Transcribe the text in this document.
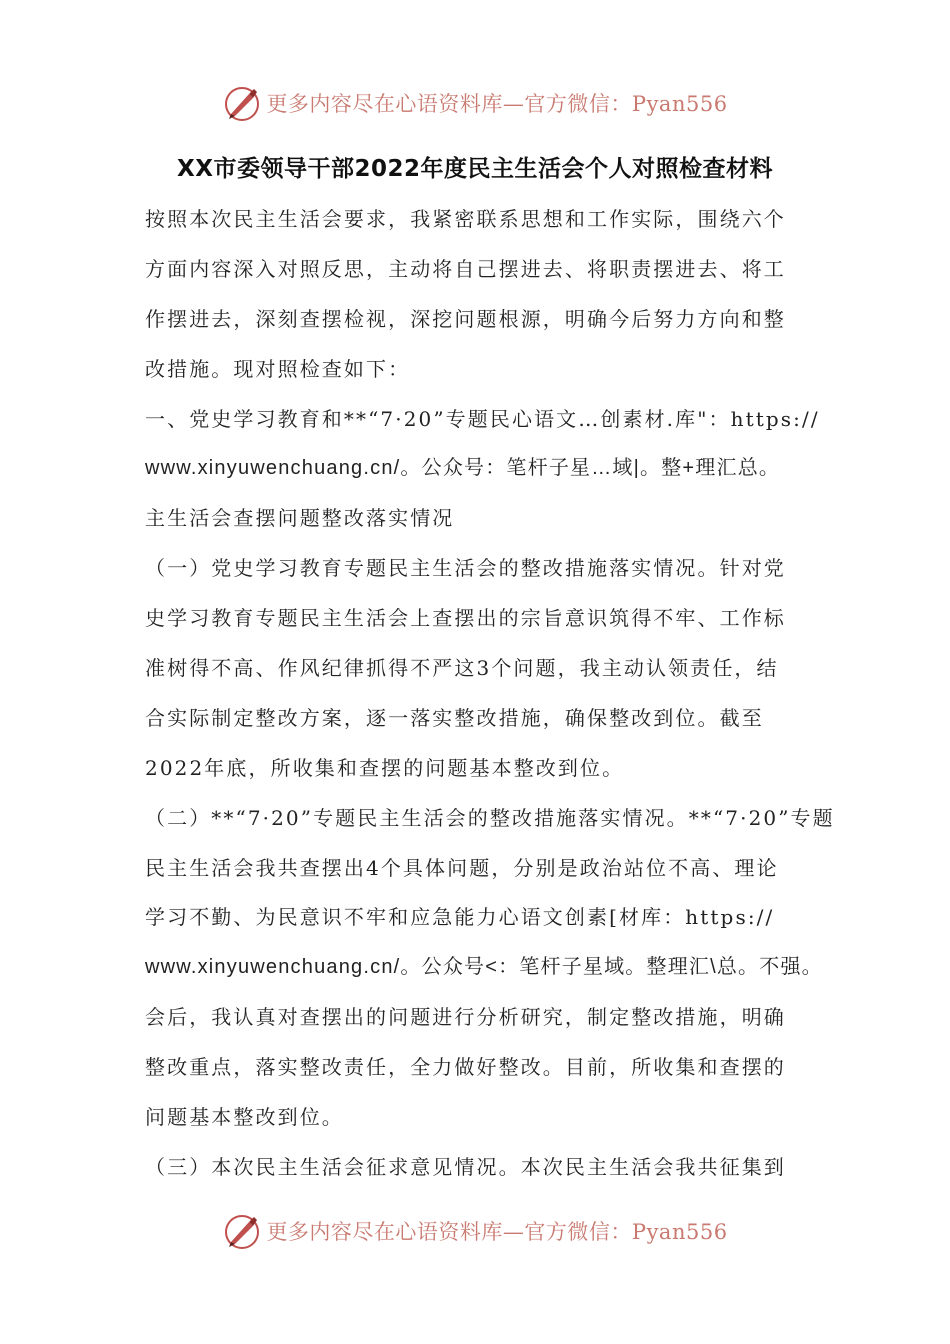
更多内容尽在心语资料库—官方微信：Pyan556
XX市委领导干部2022年度民主生活会个人对照检查材料
按照本次民主生活会要求，我紧密联系思想和工作实际，围绕六个
方面内容深入对照反思，主动将自己摆进去、将职责摆进去、将工
作摆进去，深刻查摆检视，深挖问题根源，明确今后努力方向和整
改措施。现对照检查如下：
一、党史学习教育和**“7·20”专题民心语文…创素材.库"：https://
www.xinyuwenchuang.cn/。公众号：笔杆子星…域|。整+理汇总。
主生活会查摆问题整改落实情况
（一）党史学习教育专题民主生活会的整改措施落实情况。针对党
史学习教育专题民主生活会上查摆出的宗旨意识筑得不牢、工作标
准树得不高、作风纪律抓得不严这3个问题，我主动认领责任，结
合实际制定整改方案，逐一落实整改措施，确保整改到位。截至
2022年底，所收集和查摆的问题基本整改到位。
（二）**“7·20”专题民主生活会的整改措施落实情况。**“7·20”专题
民主生活会我共查摆出4个具体问题，分别是政治站位不高、理论
学习不勤、为民意识不牢和应急能力心语文创素[材库：https://
www.xinyuwenchuang.cn/。公众号<：笔杆子星域。整理汇\总。不强。
会后，我认真对查摆出的问题进行分析研究，制定整改措施，明确
整改重点，落实整改责任，全力做好整改。目前，所收集和查摆的
问题基本整改到位。
（三）本次民主生活会征求意见情况。本次民主生活会我共征集到
更多内容尽在心语资料库—官方微信：Pyan556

★ ★ ★ ★

The records above must be echoed exactly, minus their pictures.

Transcribe the text in this document.
更多内容尽在心语资料库—官方微信：Pyan556
XX市委领导干部2022年度民主生活会个人对照检查材料
按照本次民主生活会要求，我紧密联系思想和工作实际，围绕六个
方面内容深入对照反思，主动将自己摆进去、将职责摆进去、将工
作摆进去，深刻查摆检视，深挖问题根源，明确今后努力方向和整
改措施。现对照检查如下：
一、党史学习教育和**“7·20”专题民心语文…创素材.库"：https://
www.xinyuwenchuang.cn/。公众号：笔杆子星…域|。整+理汇总。
主生活会查摆问题整改落实情况
（一）党史学习教育专题民主生活会的整改措施落实情况。针对党
史学习教育专题民主生活会上查摆出的宗旨意识筑得不牢、工作标
准树得不高、作风纪律抓得不严这3个问题，我主动认领责任，结
合实际制定整改方案，逐一落实整改措施，确保整改到位。截至
2022年底，所收集和查摆的问题基本整改到位。
（二）**“7·20”专题民主生活会的整改措施落实情况。**“7·20”专题
民主生活会我共查摆出4个具体问题，分别是政治站位不高、理论
学习不勤、为民意识不牢和应急能力心语文创素[材库：https://
www.xinyuwenchuang.cn/。公众号<：笔杆子星域。整理汇\总。不强。
会后，我认真对查摆出的问题进行分析研究，制定整改措施，明确
整改重点，落实整改责任，全力做好整改。目前，所收集和查摆的
问题基本整改到位。
（三）本次民主生活会征求意见情况。本次民主生活会我共征集到
更多内容尽在心语资料库—官方微信：Pyan556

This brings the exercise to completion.